Extract every line of the layout coordinate data below and reproduce each one character for character.

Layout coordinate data
• • • • •

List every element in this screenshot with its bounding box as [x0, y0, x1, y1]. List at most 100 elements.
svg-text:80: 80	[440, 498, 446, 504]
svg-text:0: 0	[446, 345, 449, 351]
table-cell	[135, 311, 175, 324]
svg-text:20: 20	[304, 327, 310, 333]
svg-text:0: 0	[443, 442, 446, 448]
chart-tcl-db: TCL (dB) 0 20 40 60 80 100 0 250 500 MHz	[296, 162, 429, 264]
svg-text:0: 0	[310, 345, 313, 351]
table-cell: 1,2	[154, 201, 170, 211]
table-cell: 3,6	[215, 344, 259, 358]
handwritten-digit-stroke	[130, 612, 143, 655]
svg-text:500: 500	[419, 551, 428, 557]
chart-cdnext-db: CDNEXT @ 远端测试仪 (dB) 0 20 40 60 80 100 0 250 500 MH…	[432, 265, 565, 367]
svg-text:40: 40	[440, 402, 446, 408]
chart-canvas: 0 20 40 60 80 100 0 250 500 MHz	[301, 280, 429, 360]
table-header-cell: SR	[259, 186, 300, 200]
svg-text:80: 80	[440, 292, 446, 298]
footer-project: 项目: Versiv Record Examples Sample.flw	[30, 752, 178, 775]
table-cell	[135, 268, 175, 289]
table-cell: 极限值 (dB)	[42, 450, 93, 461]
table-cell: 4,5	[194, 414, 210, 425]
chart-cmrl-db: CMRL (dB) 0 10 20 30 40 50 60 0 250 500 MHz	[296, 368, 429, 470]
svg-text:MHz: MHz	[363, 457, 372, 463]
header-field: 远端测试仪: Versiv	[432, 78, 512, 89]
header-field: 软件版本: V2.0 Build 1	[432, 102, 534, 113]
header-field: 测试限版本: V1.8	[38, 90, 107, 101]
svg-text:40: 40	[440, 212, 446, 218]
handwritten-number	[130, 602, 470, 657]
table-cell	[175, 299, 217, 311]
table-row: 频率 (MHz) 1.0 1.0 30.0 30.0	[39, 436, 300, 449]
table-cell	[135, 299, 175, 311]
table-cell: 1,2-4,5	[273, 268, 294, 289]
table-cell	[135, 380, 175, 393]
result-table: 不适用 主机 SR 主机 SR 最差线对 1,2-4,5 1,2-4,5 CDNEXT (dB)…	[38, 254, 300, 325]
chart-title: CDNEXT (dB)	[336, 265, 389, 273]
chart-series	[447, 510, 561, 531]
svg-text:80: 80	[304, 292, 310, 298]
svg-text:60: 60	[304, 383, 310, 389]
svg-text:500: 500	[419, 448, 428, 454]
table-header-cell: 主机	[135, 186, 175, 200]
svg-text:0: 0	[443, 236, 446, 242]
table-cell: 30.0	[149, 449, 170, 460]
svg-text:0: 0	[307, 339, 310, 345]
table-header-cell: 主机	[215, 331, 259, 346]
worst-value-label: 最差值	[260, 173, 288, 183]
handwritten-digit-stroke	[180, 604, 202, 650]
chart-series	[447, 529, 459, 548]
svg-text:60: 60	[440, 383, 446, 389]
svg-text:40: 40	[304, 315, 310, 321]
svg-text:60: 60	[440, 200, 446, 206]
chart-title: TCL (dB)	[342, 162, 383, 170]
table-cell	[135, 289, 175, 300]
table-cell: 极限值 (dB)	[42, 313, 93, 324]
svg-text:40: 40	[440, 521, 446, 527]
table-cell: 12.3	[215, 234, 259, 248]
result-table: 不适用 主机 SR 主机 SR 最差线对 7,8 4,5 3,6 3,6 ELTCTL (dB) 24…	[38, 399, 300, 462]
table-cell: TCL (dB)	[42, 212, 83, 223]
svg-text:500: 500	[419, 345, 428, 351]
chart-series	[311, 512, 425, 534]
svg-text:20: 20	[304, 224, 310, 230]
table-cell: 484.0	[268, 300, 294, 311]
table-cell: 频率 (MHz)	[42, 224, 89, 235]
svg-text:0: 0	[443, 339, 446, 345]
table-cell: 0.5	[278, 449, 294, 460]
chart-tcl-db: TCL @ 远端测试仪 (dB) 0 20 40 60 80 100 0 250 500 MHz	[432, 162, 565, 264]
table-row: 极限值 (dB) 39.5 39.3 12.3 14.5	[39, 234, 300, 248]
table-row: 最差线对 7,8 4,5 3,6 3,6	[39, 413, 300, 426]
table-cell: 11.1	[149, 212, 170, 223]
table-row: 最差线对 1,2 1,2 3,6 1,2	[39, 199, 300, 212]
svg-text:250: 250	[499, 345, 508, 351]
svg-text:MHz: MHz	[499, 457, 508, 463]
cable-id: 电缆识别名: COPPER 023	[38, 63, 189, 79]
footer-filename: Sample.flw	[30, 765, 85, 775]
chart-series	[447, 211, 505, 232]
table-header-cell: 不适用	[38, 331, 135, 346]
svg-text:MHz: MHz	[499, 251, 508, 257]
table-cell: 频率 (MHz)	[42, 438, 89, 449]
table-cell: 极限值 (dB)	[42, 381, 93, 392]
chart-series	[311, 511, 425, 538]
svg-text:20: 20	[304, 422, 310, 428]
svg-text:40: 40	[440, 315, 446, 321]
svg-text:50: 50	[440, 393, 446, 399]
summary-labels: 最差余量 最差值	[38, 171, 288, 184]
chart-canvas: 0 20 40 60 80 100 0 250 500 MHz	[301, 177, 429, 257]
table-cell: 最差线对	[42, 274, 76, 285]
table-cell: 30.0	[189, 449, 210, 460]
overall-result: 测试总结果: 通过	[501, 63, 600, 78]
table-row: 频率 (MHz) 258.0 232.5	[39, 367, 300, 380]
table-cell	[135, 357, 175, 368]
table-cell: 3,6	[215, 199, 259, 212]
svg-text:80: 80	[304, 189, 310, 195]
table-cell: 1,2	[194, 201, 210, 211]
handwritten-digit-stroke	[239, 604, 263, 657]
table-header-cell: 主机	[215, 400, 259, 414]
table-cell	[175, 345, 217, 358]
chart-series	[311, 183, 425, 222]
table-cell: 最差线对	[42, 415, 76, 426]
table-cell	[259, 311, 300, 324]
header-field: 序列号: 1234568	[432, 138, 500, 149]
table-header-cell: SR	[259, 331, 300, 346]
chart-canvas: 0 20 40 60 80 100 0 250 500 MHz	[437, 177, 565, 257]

• • • • •

Correct output:
List every element in this screenshot with its bounding box as [x0, y0, x1, y1]. List at most 100 elements.
svg-text:80: 80	[440, 498, 446, 504]
svg-text:0: 0	[446, 345, 449, 351]
table-cell	[135, 311, 175, 324]
svg-text:20: 20	[304, 327, 310, 333]
svg-text:0: 0	[443, 442, 446, 448]
chart-tcl-db: TCL (dB) 0 20 40 60 80 100 0 250 500 MHz	[296, 162, 429, 264]
svg-text:0: 0	[310, 345, 313, 351]
table-cell: 1,2	[154, 201, 170, 211]
table-cell: 3,6	[215, 344, 259, 358]
handwritten-digit-stroke	[130, 612, 143, 655]
svg-text:500: 500	[419, 551, 428, 557]
chart-cdnext-db: CDNEXT @ 远端测试仪 (dB) 0 20 40 60 80 100 0 250 500 MH…	[432, 265, 565, 367]
svg-text:40: 40	[440, 402, 446, 408]
chart-canvas: 0 20 40 60 80 100 0 250 500 MHz	[301, 280, 429, 360]
table-header-cell: SR	[259, 186, 300, 200]
svg-text:80: 80	[440, 292, 446, 298]
footer-project: 项目: Versiv Record Examples Sample.flw	[30, 752, 178, 775]
table-cell	[135, 268, 175, 289]
table-cell: 极限值 (dB)	[42, 450, 93, 461]
table-cell: 4,5	[194, 414, 210, 425]
chart-cmrl-db: CMRL (dB) 0 10 20 30 40 50 60 0 250 500 MHz	[296, 368, 429, 470]
svg-text:MHz: MHz	[363, 457, 372, 463]
header-field: 远端测试仪: Versiv	[432, 78, 512, 89]
header-field: 软件版本: V2.0 Build 1	[432, 102, 534, 113]
header-field: 测试限版本: V1.8	[38, 90, 107, 101]
svg-text:40: 40	[440, 212, 446, 218]
handwritten-number	[130, 602, 470, 657]
table-cell	[175, 299, 217, 311]
table-row: 频率 (MHz) 1.0 1.0 30.0 30.0	[39, 436, 300, 449]
table-cell	[135, 299, 175, 311]
table-cell: 1,2-4,5	[273, 268, 294, 289]
table-cell	[135, 380, 175, 393]
result-table: 不适用 主机 SR 主机 SR 最差线对 1,2-4,5 1,2-4,5 CDNEXT (dB)…	[38, 254, 300, 325]
chart-title: CDNEXT (dB)	[336, 265, 389, 273]
chart-series	[447, 510, 561, 531]
svg-text:80: 80	[304, 292, 310, 298]
svg-text:60: 60	[304, 383, 310, 389]
svg-text:500: 500	[419, 448, 428, 454]
table-header-cell: 主机	[135, 186, 175, 200]
svg-text:0: 0	[443, 236, 446, 242]
table-cell: 30.0	[149, 449, 170, 460]
svg-text:0: 0	[307, 339, 310, 345]
table-header-cell: 主机	[215, 331, 259, 346]
worst-value-label: 最差值	[260, 173, 288, 183]
handwritten-digit-stroke	[180, 604, 202, 650]
chart-series	[447, 529, 459, 548]
svg-text:60: 60	[440, 383, 446, 389]
svg-text:40: 40	[304, 315, 310, 321]
svg-text:60: 60	[440, 200, 446, 206]
chart-title: TCL (dB)	[342, 162, 383, 170]
table-cell	[135, 289, 175, 300]
table-cell: 极限值 (dB)	[42, 313, 93, 324]
svg-text:40: 40	[440, 521, 446, 527]
table-cell: 12.3	[215, 234, 259, 248]
result-table: 不适用 主机 SR 主机 SR 最差线对 7,8 4,5 3,6 3,6 ELTCTL (dB) 24…	[38, 399, 300, 462]
table-cell: TCL (dB)	[42, 212, 83, 223]
svg-text:500: 500	[419, 345, 428, 351]
chart-series	[311, 512, 425, 534]
svg-text:20: 20	[304, 224, 310, 230]
table-cell: 484.0	[268, 300, 294, 311]
table-cell: 频率 (MHz)	[42, 224, 89, 235]
svg-text:0: 0	[443, 339, 446, 345]
table-cell: 0.5	[278, 449, 294, 460]
chart-tcl-db: TCL @ 远端测试仪 (dB) 0 20 40 60 80 100 0 250 500 MHz	[432, 162, 565, 264]
table-row: 极限值 (dB) 39.5 39.3 12.3 14.5	[39, 234, 300, 248]
table-row: 最差线对 7,8 4,5 3,6 3,6	[39, 413, 300, 426]
table-cell: 11.1	[149, 212, 170, 223]
table-row: 最差线对 1,2 1,2 3,6 1,2	[39, 199, 300, 212]
svg-text:250: 250	[499, 345, 508, 351]
svg-text:MHz: MHz	[499, 457, 508, 463]
cable-id: 电缆识别名: COPPER 023	[38, 63, 189, 79]
footer-filename: Sample.flw	[30, 765, 85, 775]
chart-series	[447, 211, 505, 232]
table-header-cell: 不适用	[38, 331, 135, 346]
svg-text:MHz: MHz	[499, 251, 508, 257]
table-cell: 频率 (MHz)	[42, 438, 89, 449]
table-cell: 极限值 (dB)	[42, 381, 93, 392]
chart-series	[311, 511, 425, 538]
svg-text:20: 20	[304, 422, 310, 428]
svg-text:40: 40	[440, 315, 446, 321]
svg-text:50: 50	[440, 393, 446, 399]
summary-labels: 最差余量 最差值	[38, 171, 288, 184]
chart-canvas: 0 20 40 60 80 100 0 250 500 MHz	[301, 177, 429, 257]
table-cell: 最差线对	[42, 274, 76, 285]
table-cell: 30.0	[189, 449, 210, 460]
overall-result: 测试总结果: 通过	[501, 63, 600, 78]
table-row: 频率 (MHz) 258.0 232.5	[39, 367, 300, 380]
table-cell	[135, 357, 175, 368]
table-cell: 3,6	[215, 199, 259, 212]
svg-text:80: 80	[304, 189, 310, 195]
table-cell: 1,2	[194, 201, 210, 211]
handwritten-digit-stroke	[239, 604, 263, 657]
table-header-cell: 主机	[215, 400, 259, 414]
table-cell	[175, 345, 217, 358]
chart-series	[311, 183, 425, 222]
table-cell: 最差线对	[42, 415, 76, 426]
table-cell	[259, 311, 300, 324]
header-field: 序列号: 1234568	[432, 138, 500, 149]
table-header-cell: SR	[259, 331, 300, 346]
chart-canvas: 0 20 40 60 80 100 0 250 500 MHz	[437, 177, 565, 257]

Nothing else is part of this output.